*What the task requires*:
Reproduce the material exactly, omitting nothing.

*Material to process*:
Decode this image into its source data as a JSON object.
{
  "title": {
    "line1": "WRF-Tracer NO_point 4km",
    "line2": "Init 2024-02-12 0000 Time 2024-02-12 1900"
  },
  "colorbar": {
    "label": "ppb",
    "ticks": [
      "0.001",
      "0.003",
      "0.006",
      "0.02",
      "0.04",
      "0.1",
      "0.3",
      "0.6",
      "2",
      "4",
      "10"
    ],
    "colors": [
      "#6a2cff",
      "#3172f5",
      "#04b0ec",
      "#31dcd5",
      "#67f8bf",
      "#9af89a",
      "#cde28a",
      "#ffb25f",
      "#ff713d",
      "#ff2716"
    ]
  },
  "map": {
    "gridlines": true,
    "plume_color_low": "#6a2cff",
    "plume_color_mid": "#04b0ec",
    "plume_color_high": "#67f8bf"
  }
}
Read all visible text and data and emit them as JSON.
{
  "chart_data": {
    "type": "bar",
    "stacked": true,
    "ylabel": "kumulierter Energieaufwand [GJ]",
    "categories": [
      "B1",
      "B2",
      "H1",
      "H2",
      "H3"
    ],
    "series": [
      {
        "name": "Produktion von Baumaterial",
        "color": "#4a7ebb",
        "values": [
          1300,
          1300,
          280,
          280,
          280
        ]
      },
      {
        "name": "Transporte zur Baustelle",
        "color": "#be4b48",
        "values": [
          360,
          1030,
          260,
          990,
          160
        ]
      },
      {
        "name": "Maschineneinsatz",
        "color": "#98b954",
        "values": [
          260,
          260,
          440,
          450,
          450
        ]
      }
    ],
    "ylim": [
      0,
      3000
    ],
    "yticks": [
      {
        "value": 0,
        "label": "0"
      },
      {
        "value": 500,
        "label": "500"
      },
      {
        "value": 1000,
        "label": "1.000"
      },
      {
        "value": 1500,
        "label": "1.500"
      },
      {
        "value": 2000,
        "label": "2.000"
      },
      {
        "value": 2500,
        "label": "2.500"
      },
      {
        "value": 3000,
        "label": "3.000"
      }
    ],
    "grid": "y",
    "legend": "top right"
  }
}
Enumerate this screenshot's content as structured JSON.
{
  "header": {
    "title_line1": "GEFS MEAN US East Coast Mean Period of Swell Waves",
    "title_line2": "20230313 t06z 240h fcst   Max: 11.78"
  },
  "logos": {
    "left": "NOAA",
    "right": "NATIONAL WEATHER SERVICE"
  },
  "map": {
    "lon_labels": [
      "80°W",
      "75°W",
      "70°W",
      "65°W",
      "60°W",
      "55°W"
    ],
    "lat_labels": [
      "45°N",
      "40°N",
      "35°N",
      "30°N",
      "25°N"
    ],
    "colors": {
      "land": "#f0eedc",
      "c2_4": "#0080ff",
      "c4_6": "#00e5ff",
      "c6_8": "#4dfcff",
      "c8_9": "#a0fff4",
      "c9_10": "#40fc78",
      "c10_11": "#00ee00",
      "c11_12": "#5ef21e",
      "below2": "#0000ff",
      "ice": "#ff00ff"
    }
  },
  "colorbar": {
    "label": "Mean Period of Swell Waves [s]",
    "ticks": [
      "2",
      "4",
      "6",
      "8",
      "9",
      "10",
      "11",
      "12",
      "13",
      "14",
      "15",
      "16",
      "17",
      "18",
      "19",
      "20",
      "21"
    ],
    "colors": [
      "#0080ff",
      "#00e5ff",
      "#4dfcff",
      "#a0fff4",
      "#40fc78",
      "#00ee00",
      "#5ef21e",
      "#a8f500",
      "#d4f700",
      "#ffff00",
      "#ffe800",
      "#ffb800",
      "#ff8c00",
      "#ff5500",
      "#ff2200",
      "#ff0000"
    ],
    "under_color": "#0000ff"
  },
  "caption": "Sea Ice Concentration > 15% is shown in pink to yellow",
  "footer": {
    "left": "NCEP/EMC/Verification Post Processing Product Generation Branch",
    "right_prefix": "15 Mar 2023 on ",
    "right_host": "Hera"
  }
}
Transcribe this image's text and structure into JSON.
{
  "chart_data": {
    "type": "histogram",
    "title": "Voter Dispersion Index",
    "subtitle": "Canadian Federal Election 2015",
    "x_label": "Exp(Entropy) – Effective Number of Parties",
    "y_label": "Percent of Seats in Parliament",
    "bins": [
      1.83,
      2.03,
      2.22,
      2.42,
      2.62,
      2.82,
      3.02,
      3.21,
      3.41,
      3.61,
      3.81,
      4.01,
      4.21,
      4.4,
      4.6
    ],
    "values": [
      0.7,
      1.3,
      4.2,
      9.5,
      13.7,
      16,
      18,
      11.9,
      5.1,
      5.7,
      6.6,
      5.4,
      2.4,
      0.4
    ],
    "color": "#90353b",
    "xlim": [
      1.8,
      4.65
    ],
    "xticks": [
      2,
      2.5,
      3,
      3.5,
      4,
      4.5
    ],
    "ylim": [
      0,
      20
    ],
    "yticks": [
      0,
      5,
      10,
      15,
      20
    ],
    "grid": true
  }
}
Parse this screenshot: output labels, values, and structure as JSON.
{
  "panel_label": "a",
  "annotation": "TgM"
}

*Exercise answer*:
Decode this image into its source data as a JSON object.
{
  "title": {
    "line1": "WRF-Tracer NO_point 4km",
    "line2": "Init 2024-02-12 0000 Time 2024-02-12 1900"
  },
  "colorbar": {
    "label": "ppb",
    "ticks": [
      "0.001",
      "0.003",
      "0.006",
      "0.02",
      "0.04",
      "0.1",
      "0.3",
      "0.6",
      "2",
      "4",
      "10"
    ],
    "colors": [
      "#6a2cff",
      "#3172f5",
      "#04b0ec",
      "#31dcd5",
      "#67f8bf",
      "#9af89a",
      "#cde28a",
      "#ffb25f",
      "#ff713d",
      "#ff2716"
    ]
  },
  "map": {
    "gridlines": true,
    "plume_color_low": "#6a2cff",
    "plume_color_mid": "#04b0ec",
    "plume_color_high": "#67f8bf"
  }
}
Read all visible text and data and emit them as JSON.
{
  "chart_data": {
    "type": "bar",
    "stacked": true,
    "ylabel": "kumulierter Energieaufwand [GJ]",
    "categories": [
      "B1",
      "B2",
      "H1",
      "H2",
      "H3"
    ],
    "series": [
      {
        "name": "Produktion von Baumaterial",
        "color": "#4a7ebb",
        "values": [
          1300,
          1300,
          280,
          280,
          280
        ]
      },
      {
        "name": "Transporte zur Baustelle",
        "color": "#be4b48",
        "values": [
          360,
          1030,
          260,
          990,
          160
        ]
      },
      {
        "name": "Maschineneinsatz",
        "color": "#98b954",
        "values": [
          260,
          260,
          440,
          450,
          450
        ]
      }
    ],
    "ylim": [
      0,
      3000
    ],
    "yticks": [
      {
        "value": 0,
        "label": "0"
      },
      {
        "value": 500,
        "label": "500"
      },
      {
        "value": 1000,
        "label": "1.000"
      },
      {
        "value": 1500,
        "label": "1.500"
      },
      {
        "value": 2000,
        "label": "2.000"
      },
      {
        "value": 2500,
        "label": "2.500"
      },
      {
        "value": 3000,
        "label": "3.000"
      }
    ],
    "grid": "y",
    "legend": "top right"
  }
}
Enumerate this screenshot's content as structured JSON.
{
  "header": {
    "title_line1": "GEFS MEAN US East Coast Mean Period of Swell Waves",
    "title_line2": "20230313 t06z 240h fcst   Max: 11.78"
  },
  "logos": {
    "left": "NOAA",
    "right": "NATIONAL WEATHER SERVICE"
  },
  "map": {
    "lon_labels": [
      "80°W",
      "75°W",
      "70°W",
      "65°W",
      "60°W",
      "55°W"
    ],
    "lat_labels": [
      "45°N",
      "40°N",
      "35°N",
      "30°N",
      "25°N"
    ],
    "colors": {
      "land": "#f0eedc",
      "c2_4": "#0080ff",
      "c4_6": "#00e5ff",
      "c6_8": "#4dfcff",
      "c8_9": "#a0fff4",
      "c9_10": "#40fc78",
      "c10_11": "#00ee00",
      "c11_12": "#5ef21e",
      "below2": "#0000ff",
      "ice": "#ff00ff"
    }
  },
  "colorbar": {
    "label": "Mean Period of Swell Waves [s]",
    "ticks": [
      "2",
      "4",
      "6",
      "8",
      "9",
      "10",
      "11",
      "12",
      "13",
      "14",
      "15",
      "16",
      "17",
      "18",
      "19",
      "20",
      "21"
    ],
    "colors": [
      "#0080ff",
      "#00e5ff",
      "#4dfcff",
      "#a0fff4",
      "#40fc78",
      "#00ee00",
      "#5ef21e",
      "#a8f500",
      "#d4f700",
      "#ffff00",
      "#ffe800",
      "#ffb800",
      "#ff8c00",
      "#ff5500",
      "#ff2200",
      "#ff0000"
    ],
    "under_color": "#0000ff"
  },
  "caption": "Sea Ice Concentration > 15% is shown in pink to yellow",
  "footer": {
    "left": "NCEP/EMC/Verification Post Processing Product Generation Branch",
    "right_prefix": "15 Mar 2023 on ",
    "right_host": "Hera"
  }
}
Transcribe this image's text and structure into JSON.
{
  "chart_data": {
    "type": "histogram",
    "title": "Voter Dispersion Index",
    "subtitle": "Canadian Federal Election 2015",
    "x_label": "Exp(Entropy) – Effective Number of Parties",
    "y_label": "Percent of Seats in Parliament",
    "bins": [
      1.83,
      2.03,
      2.22,
      2.42,
      2.62,
      2.82,
      3.02,
      3.21,
      3.41,
      3.61,
      3.81,
      4.01,
      4.21,
      4.4,
      4.6
    ],
    "values": [
      0.7,
      1.3,
      4.2,
      9.5,
      13.7,
      16,
      18,
      11.9,
      5.1,
      5.7,
      6.6,
      5.4,
      2.4,
      0.4
    ],
    "color": "#90353b",
    "xlim": [
      1.8,
      4.65
    ],
    "xticks": [
      2,
      2.5,
      3,
      3.5,
      4,
      4.5
    ],
    "ylim": [
      0,
      20
    ],
    "yticks": [
      0,
      5,
      10,
      15,
      20
    ],
    "grid": true
  }
}
Parse this screenshot: output labels, values, and structure as JSON.
{
  "panel_label": "a",
  "annotation": "TgM"
}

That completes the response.